> TEXT
----------------------------------------
Racing Mourns Passing of Owner/Breeder Bud Johnston
The racing world and California in particular mourned the passing of Elwood (Bud) Johnston, who died in his sleep Tuesday. Johnston, who bred and raced 2011 Eclipse Award champion older male Acclamation, would have been 78 yesterday.
“I’m just numb,” said an emotional Kenny Black, assistant to Don Warren, who trained for Johnston many years. “He was so good to me. He was an excellent horseman and treated me like a son. He loved horse racing and he loved to run.
“The only thing he didn’t like was not running. ‘Dag-nab it,’ he would say if he was angry or upset because a horse couldn’t race. I never heard him use a curse word.
“He was at our house in Rancho Cucamonga all day Sunday for my daughter Kaylee’s seventh birthday party, playing with all the kids and having a great time. He and his wife were the last people to leave.
“In all my years in the business, I never met a better a horseman. I learned something from him every day.”
In addition to Warren, the Johnston family had tremendous success over the years with trainer Bruce Headley. “He was my best friend, my buddy, my partner,” Headley told the Paulick Report on Tuesday. “He was very honest, very knowledgeable, and always enthusiastic. He truly loved horses. He was nice to people and always a gentleman, always smiling.”
----------------------------------------
> INFORMATION GIVEN
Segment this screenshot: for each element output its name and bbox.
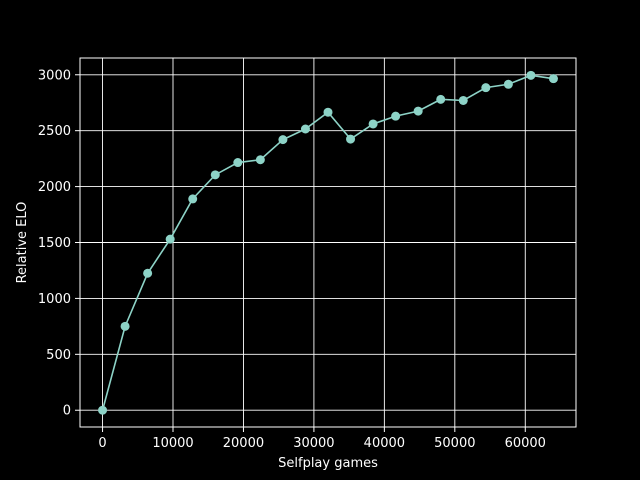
data-point — [413, 106, 423, 116]
data-point — [526, 70, 536, 80]
data-point — [233, 158, 243, 168]
data-point — [120, 321, 130, 331]
y-tick-label: 0 — [63, 404, 71, 419]
data-point — [436, 94, 446, 104]
data-point — [278, 135, 288, 145]
series-layer — [98, 70, 558, 415]
data-point — [98, 405, 108, 415]
data-point — [210, 170, 220, 180]
data-point — [503, 79, 513, 89]
x-tick-label: 60000 — [505, 436, 546, 451]
y-tick-label: 2000 — [38, 180, 71, 195]
data-point — [300, 124, 310, 134]
data-point — [481, 83, 491, 93]
data-point — [458, 95, 468, 105]
data-point — [548, 74, 558, 84]
y-tick-label: 500 — [46, 348, 71, 363]
x-tick-label: 0 — [98, 436, 106, 451]
x-tick-label: 30000 — [293, 436, 334, 451]
data-point — [188, 194, 198, 204]
x-tick-label: 50000 — [434, 436, 475, 451]
y-axis-label: Relative ELO — [15, 202, 30, 284]
x-tick-label: 20000 — [223, 436, 264, 451]
y-tick-label: 2500 — [38, 124, 71, 139]
grid-lines — [80, 58, 576, 427]
data-point — [255, 155, 265, 165]
x-tick-label: 40000 — [364, 436, 405, 451]
data-point — [323, 107, 333, 117]
x-axis-label: Selfplay games — [278, 456, 378, 471]
data-point — [346, 134, 356, 144]
data-point — [165, 234, 175, 244]
data-point — [391, 111, 401, 121]
axis-ticks: 0 10000 20000 30000 40000 50000 60000 0 500 1000 1… — [38, 68, 546, 451]
y-tick-label: 1000 — [38, 292, 71, 307]
data-point — [143, 268, 153, 278]
x-tick-label: 10000 — [152, 436, 193, 451]
y-tick-label: 3000 — [38, 68, 71, 83]
y-tick-label: 1500 — [38, 236, 71, 251]
data-point — [368, 119, 378, 129]
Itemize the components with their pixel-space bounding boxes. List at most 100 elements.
----------------------------------------
> JOBS
1. In the article on Bud Johnston's passing, give the passage starting at "Racing Mourns Passing" and ending at "loved to run." again, switching "numb" to "shaken".
2. Copy out the lines of the listing starting at the line with "data-point — [413, 106, 423, 116]" and ending at the line with "x-tick-label: 10000 — [152, 436, 193, 451]", word for word.

> EXERCISE ANSWERS
1.
Racing Mourns Passing of Owner/Breeder Bud Johnston
The racing world and California in particular mourned the passing of Elwood (Bud) Johnston, who died in his sleep Tuesday. Johnston, who bred and raced 2011 Eclipse Award champion older male Acclamation, would have been 78 yesterday.
“I’m just shaken,” said an emotional Kenny Black, assistant to Don Warren, who trained for Johnston many years. “He was so good to me. He was an excellent horseman and treated me like a son. He loved horse racing and he loved to run.

2.
data-point — [413, 106, 423, 116]
data-point — [526, 70, 536, 80]
data-point — [233, 158, 243, 168]
data-point — [120, 321, 130, 331]
y-tick-label: 0 — [63, 404, 71, 419]
data-point — [436, 94, 446, 104]
data-point — [278, 135, 288, 145]
series-layer — [98, 70, 558, 415]
data-point — [98, 405, 108, 415]
data-point — [210, 170, 220, 180]
data-point — [503, 79, 513, 89]
x-tick-label: 60000 — [505, 436, 546, 451]
y-tick-label: 2000 — [38, 180, 71, 195]
data-point — [300, 124, 310, 134]
data-point — [481, 83, 491, 93]
data-point — [458, 95, 468, 105]
data-point — [548, 74, 558, 84]
y-tick-label: 500 — [46, 348, 71, 363]
x-tick-label: 0 — [98, 436, 106, 451]
x-tick-label: 30000 — [293, 436, 334, 451]
data-point — [188, 194, 198, 204]
x-tick-label: 50000 — [434, 436, 475, 451]
y-axis-label: Relative ELO — [15, 202, 30, 284]
x-tick-label: 20000 — [223, 436, 264, 451]
y-tick-label: 2500 — [38, 124, 71, 139]
grid-lines — [80, 58, 576, 427]
data-point — [255, 155, 265, 165]
x-tick-label: 40000 — [364, 436, 405, 451]
data-point — [323, 107, 333, 117]
x-axis-label: Selfplay games — [278, 456, 378, 471]
data-point — [346, 134, 356, 144]
data-point — [165, 234, 175, 244]
data-point — [391, 111, 401, 121]
axis-ticks: 0 10000 20000 30000 40000 50000 60000 0 500 1000 1… — [38, 68, 546, 451]
y-tick-label: 1000 — [38, 292, 71, 307]
data-point — [143, 268, 153, 278]
x-tick-label: 10000 — [152, 436, 193, 451]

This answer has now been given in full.